PROBLEM DESCRIPTION:
Transcribe the entries below exactly.

[Data records]

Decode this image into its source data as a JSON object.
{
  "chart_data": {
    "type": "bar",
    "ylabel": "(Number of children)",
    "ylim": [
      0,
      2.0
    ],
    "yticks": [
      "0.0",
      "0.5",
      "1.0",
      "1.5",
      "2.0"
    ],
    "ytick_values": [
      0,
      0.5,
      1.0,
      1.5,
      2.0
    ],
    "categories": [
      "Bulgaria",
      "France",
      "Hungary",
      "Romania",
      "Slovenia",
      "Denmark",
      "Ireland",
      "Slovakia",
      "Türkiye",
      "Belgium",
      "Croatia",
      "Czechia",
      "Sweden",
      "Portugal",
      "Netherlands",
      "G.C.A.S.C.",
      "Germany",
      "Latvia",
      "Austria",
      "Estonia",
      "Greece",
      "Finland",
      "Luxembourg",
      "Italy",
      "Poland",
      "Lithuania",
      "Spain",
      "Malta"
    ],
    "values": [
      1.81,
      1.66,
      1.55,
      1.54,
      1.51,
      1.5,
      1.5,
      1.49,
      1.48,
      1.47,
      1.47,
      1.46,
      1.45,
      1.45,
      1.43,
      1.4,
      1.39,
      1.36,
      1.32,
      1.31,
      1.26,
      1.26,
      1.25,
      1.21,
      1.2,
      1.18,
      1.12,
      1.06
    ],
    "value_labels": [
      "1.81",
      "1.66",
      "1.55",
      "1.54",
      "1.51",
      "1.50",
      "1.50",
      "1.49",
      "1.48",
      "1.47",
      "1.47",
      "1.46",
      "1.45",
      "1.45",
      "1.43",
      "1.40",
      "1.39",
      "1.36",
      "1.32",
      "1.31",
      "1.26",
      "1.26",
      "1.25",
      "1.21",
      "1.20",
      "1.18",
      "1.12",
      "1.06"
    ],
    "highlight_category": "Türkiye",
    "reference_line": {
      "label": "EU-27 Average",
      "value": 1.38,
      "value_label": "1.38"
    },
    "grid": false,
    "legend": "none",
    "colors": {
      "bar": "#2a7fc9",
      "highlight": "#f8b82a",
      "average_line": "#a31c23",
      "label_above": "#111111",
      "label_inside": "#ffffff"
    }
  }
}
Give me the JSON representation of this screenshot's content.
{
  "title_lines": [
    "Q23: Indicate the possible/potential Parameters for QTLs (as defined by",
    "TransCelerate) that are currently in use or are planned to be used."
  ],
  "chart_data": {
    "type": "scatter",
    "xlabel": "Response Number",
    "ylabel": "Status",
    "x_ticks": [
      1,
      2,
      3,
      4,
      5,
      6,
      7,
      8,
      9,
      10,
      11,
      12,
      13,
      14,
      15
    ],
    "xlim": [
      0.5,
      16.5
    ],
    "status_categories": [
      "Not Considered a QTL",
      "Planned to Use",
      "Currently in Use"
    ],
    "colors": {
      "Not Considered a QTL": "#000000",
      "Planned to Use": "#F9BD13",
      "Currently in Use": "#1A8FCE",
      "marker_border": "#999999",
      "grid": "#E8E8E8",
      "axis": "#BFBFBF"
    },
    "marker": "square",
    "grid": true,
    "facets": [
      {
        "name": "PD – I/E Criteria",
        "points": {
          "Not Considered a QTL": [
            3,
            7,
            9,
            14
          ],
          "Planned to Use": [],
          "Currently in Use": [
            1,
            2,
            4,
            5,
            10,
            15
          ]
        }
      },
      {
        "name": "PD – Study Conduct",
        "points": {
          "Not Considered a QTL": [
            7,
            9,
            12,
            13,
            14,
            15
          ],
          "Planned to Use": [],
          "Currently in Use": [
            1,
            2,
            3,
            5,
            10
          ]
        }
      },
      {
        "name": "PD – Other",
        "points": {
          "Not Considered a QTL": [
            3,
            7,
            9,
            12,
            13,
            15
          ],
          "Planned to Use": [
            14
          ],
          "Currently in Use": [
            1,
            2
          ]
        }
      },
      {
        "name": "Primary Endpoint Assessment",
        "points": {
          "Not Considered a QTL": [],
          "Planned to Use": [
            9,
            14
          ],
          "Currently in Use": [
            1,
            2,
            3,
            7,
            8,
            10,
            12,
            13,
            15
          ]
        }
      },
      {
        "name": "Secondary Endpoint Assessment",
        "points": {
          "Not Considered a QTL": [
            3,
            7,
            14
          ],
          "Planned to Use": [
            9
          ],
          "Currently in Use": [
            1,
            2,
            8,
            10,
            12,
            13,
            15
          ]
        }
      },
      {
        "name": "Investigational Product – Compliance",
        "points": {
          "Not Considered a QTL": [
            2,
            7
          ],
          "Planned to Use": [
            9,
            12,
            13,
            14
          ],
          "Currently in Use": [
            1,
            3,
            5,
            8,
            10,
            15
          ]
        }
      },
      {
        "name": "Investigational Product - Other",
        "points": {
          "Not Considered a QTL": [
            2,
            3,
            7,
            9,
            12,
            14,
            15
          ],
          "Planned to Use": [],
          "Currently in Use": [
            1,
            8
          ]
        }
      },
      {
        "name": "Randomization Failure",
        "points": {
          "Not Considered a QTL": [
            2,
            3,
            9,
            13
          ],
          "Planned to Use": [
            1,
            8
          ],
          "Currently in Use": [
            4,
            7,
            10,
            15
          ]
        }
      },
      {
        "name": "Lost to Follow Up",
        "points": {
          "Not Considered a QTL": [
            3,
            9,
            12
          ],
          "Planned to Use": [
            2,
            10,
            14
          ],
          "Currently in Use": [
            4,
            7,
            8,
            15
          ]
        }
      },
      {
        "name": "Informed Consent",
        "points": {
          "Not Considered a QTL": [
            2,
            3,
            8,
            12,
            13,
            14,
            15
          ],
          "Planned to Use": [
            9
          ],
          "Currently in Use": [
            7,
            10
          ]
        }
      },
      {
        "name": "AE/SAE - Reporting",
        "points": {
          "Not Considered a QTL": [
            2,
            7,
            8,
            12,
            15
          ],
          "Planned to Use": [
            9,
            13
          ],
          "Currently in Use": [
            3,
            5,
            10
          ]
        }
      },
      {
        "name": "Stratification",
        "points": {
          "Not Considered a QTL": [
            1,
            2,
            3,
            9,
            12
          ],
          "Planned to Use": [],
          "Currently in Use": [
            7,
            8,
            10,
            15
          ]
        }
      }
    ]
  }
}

RESULT BELOW:
Decode this image into its source data as a JSON object.
{
  "chart_data": {
    "type": "bar",
    "ylabel": "(Number of children)",
    "ylim": [
      0,
      2.0
    ],
    "yticks": [
      "0.0",
      "0.5",
      "1.0",
      "1.5",
      "2.0"
    ],
    "ytick_values": [
      0,
      0.5,
      1.0,
      1.5,
      2.0
    ],
    "categories": [
      "Bulgaria",
      "France",
      "Hungary",
      "Romania",
      "Slovenia",
      "Denmark",
      "Ireland",
      "Slovakia",
      "Türkiye",
      "Belgium",
      "Croatia",
      "Czechia",
      "Sweden",
      "Portugal",
      "Netherlands",
      "G.C.A.S.C.",
      "Germany",
      "Latvia",
      "Austria",
      "Estonia",
      "Greece",
      "Finland",
      "Luxembourg",
      "Italy",
      "Poland",
      "Lithuania",
      "Spain",
      "Malta"
    ],
    "values": [
      1.81,
      1.66,
      1.55,
      1.54,
      1.51,
      1.5,
      1.5,
      1.49,
      1.48,
      1.47,
      1.47,
      1.46,
      1.45,
      1.45,
      1.43,
      1.4,
      1.39,
      1.36,
      1.32,
      1.31,
      1.26,
      1.26,
      1.25,
      1.21,
      1.2,
      1.18,
      1.12,
      1.06
    ],
    "value_labels": [
      "1.81",
      "1.66",
      "1.55",
      "1.54",
      "1.51",
      "1.50",
      "1.50",
      "1.49",
      "1.48",
      "1.47",
      "1.47",
      "1.46",
      "1.45",
      "1.45",
      "1.43",
      "1.40",
      "1.39",
      "1.36",
      "1.32",
      "1.31",
      "1.26",
      "1.26",
      "1.25",
      "1.21",
      "1.20",
      "1.18",
      "1.12",
      "1.06"
    ],
    "highlight_category": "Türkiye",
    "reference_line": {
      "label": "EU-27 Average",
      "value": 1.38,
      "value_label": "1.38"
    },
    "grid": false,
    "legend": "none",
    "colors": {
      "bar": "#2a7fc9",
      "highlight": "#f8b82a",
      "average_line": "#a31c23",
      "label_above": "#111111",
      "label_inside": "#ffffff"
    }
  }
}
Give me the JSON representation of this screenshot's content.
{
  "title_lines": [
    "Q23: Indicate the possible/potential Parameters for QTLs (as defined by",
    "TransCelerate) that are currently in use or are planned to be used."
  ],
  "chart_data": {
    "type": "scatter",
    "xlabel": "Response Number",
    "ylabel": "Status",
    "x_ticks": [
      1,
      2,
      3,
      4,
      5,
      6,
      7,
      8,
      9,
      10,
      11,
      12,
      13,
      14,
      15
    ],
    "xlim": [
      0.5,
      16.5
    ],
    "status_categories": [
      "Not Considered a QTL",
      "Planned to Use",
      "Currently in Use"
    ],
    "colors": {
      "Not Considered a QTL": "#000000",
      "Planned to Use": "#F9BD13",
      "Currently in Use": "#1A8FCE",
      "marker_border": "#999999",
      "grid": "#E8E8E8",
      "axis": "#BFBFBF"
    },
    "marker": "square",
    "grid": true,
    "facets": [
      {
        "name": "PD – I/E Criteria",
        "points": {
          "Not Considered a QTL": [
            3,
            7,
            9,
            14
          ],
          "Planned to Use": [],
          "Currently in Use": [
            1,
            2,
            4,
            5,
            10,
            15
          ]
        }
      },
      {
        "name": "PD – Study Conduct",
        "points": {
          "Not Considered a QTL": [
            7,
            9,
            12,
            13,
            14,
            15
          ],
          "Planned to Use": [],
          "Currently in Use": [
            1,
            2,
            3,
            5,
            10
          ]
        }
      },
      {
        "name": "PD – Other",
        "points": {
          "Not Considered a QTL": [
            3,
            7,
            9,
            12,
            13,
            15
          ],
          "Planned to Use": [
            14
          ],
          "Currently in Use": [
            1,
            2
          ]
        }
      },
      {
        "name": "Primary Endpoint Assessment",
        "points": {
          "Not Considered a QTL": [],
          "Planned to Use": [
            9,
            14
          ],
          "Currently in Use": [
            1,
            2,
            3,
            7,
            8,
            10,
            12,
            13,
            15
          ]
        }
      },
      {
        "name": "Secondary Endpoint Assessment",
        "points": {
          "Not Considered a QTL": [
            3,
            7,
            14
          ],
          "Planned to Use": [
            9
          ],
          "Currently in Use": [
            1,
            2,
            8,
            10,
            12,
            13,
            15
          ]
        }
      },
      {
        "name": "Investigational Product – Compliance",
        "points": {
          "Not Considered a QTL": [
            2,
            7
          ],
          "Planned to Use": [
            9,
            12,
            13,
            14
          ],
          "Currently in Use": [
            1,
            3,
            5,
            8,
            10,
            15
          ]
        }
      },
      {
        "name": "Investigational Product - Other",
        "points": {
          "Not Considered a QTL": [
            2,
            3,
            7,
            9,
            12,
            14,
            15
          ],
          "Planned to Use": [],
          "Currently in Use": [
            1,
            8
          ]
        }
      },
      {
        "name": "Randomization Failure",
        "points": {
          "Not Considered a QTL": [
            2,
            3,
            9,
            13
          ],
          "Planned to Use": [
            1,
            8
          ],
          "Currently in Use": [
            4,
            7,
            10,
            15
          ]
        }
      },
      {
        "name": "Lost to Follow Up",
        "points": {
          "Not Considered a QTL": [
            3,
            9,
            12
          ],
          "Planned to Use": [
            2,
            10,
            14
          ],
          "Currently in Use": [
            4,
            7,
            8,
            15
          ]
        }
      },
      {
        "name": "Informed Consent",
        "points": {
          "Not Considered a QTL": [
            2,
            3,
            8,
            12,
            13,
            14,
            15
          ],
          "Planned to Use": [
            9
          ],
          "Currently in Use": [
            7,
            10
          ]
        }
      },
      {
        "name": "AE/SAE - Reporting",
        "points": {
          "Not Considered a QTL": [
            2,
            7,
            8,
            12,
            15
          ],
          "Planned to Use": [
            9,
            13
          ],
          "Currently in Use": [
            3,
            5,
            10
          ]
        }
      },
      {
        "name": "Stratification",
        "points": {
          "Not Considered a QTL": [
            1,
            2,
            3,
            9,
            12
          ],
          "Planned to Use": [],
          "Currently in Use": [
            7,
            8,
            10,
            15
          ]
        }
      }
    ]
  }
}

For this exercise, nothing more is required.